_YOUR INSTRUCTIONS_.
Transcribe the material below exactly as it appears.

[Start]

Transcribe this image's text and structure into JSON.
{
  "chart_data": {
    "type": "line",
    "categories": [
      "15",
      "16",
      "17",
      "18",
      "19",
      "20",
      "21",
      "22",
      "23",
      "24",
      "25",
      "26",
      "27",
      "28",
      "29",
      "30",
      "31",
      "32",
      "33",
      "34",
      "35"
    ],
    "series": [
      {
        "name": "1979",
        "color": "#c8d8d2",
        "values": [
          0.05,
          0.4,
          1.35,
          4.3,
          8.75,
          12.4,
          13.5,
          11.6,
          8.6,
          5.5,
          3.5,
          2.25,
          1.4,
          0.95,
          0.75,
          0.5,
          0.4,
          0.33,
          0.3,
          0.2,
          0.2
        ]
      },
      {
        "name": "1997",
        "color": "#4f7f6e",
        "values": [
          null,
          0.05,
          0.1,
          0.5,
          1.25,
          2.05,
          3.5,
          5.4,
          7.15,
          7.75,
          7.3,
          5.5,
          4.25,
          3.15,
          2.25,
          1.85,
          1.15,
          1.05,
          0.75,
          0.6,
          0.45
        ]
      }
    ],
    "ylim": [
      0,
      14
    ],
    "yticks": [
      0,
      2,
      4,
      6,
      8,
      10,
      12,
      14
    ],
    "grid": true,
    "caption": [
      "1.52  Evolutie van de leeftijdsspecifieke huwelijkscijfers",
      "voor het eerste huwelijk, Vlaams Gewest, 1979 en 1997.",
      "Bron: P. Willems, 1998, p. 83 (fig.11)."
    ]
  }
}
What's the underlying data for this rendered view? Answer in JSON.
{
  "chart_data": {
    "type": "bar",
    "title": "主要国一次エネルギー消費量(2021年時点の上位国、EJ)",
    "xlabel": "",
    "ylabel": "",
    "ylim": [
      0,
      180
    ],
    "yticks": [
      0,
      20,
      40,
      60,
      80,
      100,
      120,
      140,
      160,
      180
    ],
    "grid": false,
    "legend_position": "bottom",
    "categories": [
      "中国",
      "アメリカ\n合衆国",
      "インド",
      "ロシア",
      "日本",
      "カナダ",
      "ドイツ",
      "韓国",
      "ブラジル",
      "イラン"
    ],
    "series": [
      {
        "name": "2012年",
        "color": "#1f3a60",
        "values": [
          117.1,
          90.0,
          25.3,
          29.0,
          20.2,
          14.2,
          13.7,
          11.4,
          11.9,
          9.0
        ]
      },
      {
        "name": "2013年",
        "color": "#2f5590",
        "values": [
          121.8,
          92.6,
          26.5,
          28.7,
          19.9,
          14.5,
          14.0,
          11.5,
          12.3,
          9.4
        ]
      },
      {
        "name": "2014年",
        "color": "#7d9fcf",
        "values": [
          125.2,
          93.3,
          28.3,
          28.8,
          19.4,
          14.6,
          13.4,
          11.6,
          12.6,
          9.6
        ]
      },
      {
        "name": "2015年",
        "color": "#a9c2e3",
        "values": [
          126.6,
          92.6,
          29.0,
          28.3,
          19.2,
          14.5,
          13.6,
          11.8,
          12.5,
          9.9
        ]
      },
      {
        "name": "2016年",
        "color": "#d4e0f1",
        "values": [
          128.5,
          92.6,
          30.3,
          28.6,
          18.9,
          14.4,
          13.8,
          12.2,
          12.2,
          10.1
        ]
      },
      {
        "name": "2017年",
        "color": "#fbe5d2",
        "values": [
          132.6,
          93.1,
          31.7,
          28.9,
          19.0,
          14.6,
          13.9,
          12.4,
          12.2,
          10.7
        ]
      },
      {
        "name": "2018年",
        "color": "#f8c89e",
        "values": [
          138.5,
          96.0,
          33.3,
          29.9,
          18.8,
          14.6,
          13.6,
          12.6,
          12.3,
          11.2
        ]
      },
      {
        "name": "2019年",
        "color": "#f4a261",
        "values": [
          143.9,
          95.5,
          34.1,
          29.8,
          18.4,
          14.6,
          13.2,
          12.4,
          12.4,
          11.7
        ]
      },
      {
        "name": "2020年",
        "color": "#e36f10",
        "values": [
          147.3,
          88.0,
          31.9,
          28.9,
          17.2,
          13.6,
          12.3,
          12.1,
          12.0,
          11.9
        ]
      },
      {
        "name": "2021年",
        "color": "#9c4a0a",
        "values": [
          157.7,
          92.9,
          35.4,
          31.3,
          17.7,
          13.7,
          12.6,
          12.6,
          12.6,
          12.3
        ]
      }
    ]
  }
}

[End]

_SOLUTION FOR THIS TASK_.
Transcribe this image's text and structure into JSON.
{
  "chart_data": {
    "type": "line",
    "categories": [
      "15",
      "16",
      "17",
      "18",
      "19",
      "20",
      "21",
      "22",
      "23",
      "24",
      "25",
      "26",
      "27",
      "28",
      "29",
      "30",
      "31",
      "32",
      "33",
      "34",
      "35"
    ],
    "series": [
      {
        "name": "1979",
        "color": "#c8d8d2",
        "values": [
          0.05,
          0.4,
          1.35,
          4.3,
          8.75,
          12.4,
          13.5,
          11.6,
          8.6,
          5.5,
          3.5,
          2.25,
          1.4,
          0.95,
          0.75,
          0.5,
          0.4,
          0.33,
          0.3,
          0.2,
          0.2
        ]
      },
      {
        "name": "1997",
        "color": "#4f7f6e",
        "values": [
          null,
          0.05,
          0.1,
          0.5,
          1.25,
          2.05,
          3.5,
          5.4,
          7.15,
          7.75,
          7.3,
          5.5,
          4.25,
          3.15,
          2.25,
          1.85,
          1.15,
          1.05,
          0.75,
          0.6,
          0.45
        ]
      }
    ],
    "ylim": [
      0,
      14
    ],
    "yticks": [
      0,
      2,
      4,
      6,
      8,
      10,
      12,
      14
    ],
    "grid": true,
    "caption": [
      "1.52  Evolutie van de leeftijdsspecifieke huwelijkscijfers",
      "voor het eerste huwelijk, Vlaams Gewest, 1979 en 1997.",
      "Bron: P. Willems, 1998, p. 83 (fig.11)."
    ]
  }
}
What's the underlying data for this rendered view? Answer in JSON.
{
  "chart_data": {
    "type": "bar",
    "title": "主要国一次エネルギー消費量(2021年時点の上位国、EJ)",
    "xlabel": "",
    "ylabel": "",
    "ylim": [
      0,
      180
    ],
    "yticks": [
      0,
      20,
      40,
      60,
      80,
      100,
      120,
      140,
      160,
      180
    ],
    "grid": false,
    "legend_position": "bottom",
    "categories": [
      "中国",
      "アメリカ\n合衆国",
      "インド",
      "ロシア",
      "日本",
      "カナダ",
      "ドイツ",
      "韓国",
      "ブラジル",
      "イラン"
    ],
    "series": [
      {
        "name": "2012年",
        "color": "#1f3a60",
        "values": [
          117.1,
          90.0,
          25.3,
          29.0,
          20.2,
          14.2,
          13.7,
          11.4,
          11.9,
          9.0
        ]
      },
      {
        "name": "2013年",
        "color": "#2f5590",
        "values": [
          121.8,
          92.6,
          26.5,
          28.7,
          19.9,
          14.5,
          14.0,
          11.5,
          12.3,
          9.4
        ]
      },
      {
        "name": "2014年",
        "color": "#7d9fcf",
        "values": [
          125.2,
          93.3,
          28.3,
          28.8,
          19.4,
          14.6,
          13.4,
          11.6,
          12.6,
          9.6
        ]
      },
      {
        "name": "2015年",
        "color": "#a9c2e3",
        "values": [
          126.6,
          92.6,
          29.0,
          28.3,
          19.2,
          14.5,
          13.6,
          11.8,
          12.5,
          9.9
        ]
      },
      {
        "name": "2016年",
        "color": "#d4e0f1",
        "values": [
          128.5,
          92.6,
          30.3,
          28.6,
          18.9,
          14.4,
          13.8,
          12.2,
          12.2,
          10.1
        ]
      },
      {
        "name": "2017年",
        "color": "#fbe5d2",
        "values": [
          132.6,
          93.1,
          31.7,
          28.9,
          19.0,
          14.6,
          13.9,
          12.4,
          12.2,
          10.7
        ]
      },
      {
        "name": "2018年",
        "color": "#f8c89e",
        "values": [
          138.5,
          96.0,
          33.3,
          29.9,
          18.8,
          14.6,
          13.6,
          12.6,
          12.3,
          11.2
        ]
      },
      {
        "name": "2019年",
        "color": "#f4a261",
        "values": [
          143.9,
          95.5,
          34.1,
          29.8,
          18.4,
          14.6,
          13.2,
          12.4,
          12.4,
          11.7
        ]
      },
      {
        "name": "2020年",
        "color": "#e36f10",
        "values": [
          147.3,
          88.0,
          31.9,
          28.9,
          17.2,
          13.6,
          12.3,
          12.1,
          12.0,
          11.9
        ]
      },
      {
        "name": "2021年",
        "color": "#9c4a0a",
        "values": [
          157.7,
          92.9,
          35.4,
          31.3,
          17.7,
          13.7,
          12.6,
          12.6,
          12.6,
          12.3
        ]
      }
    ]
  }
}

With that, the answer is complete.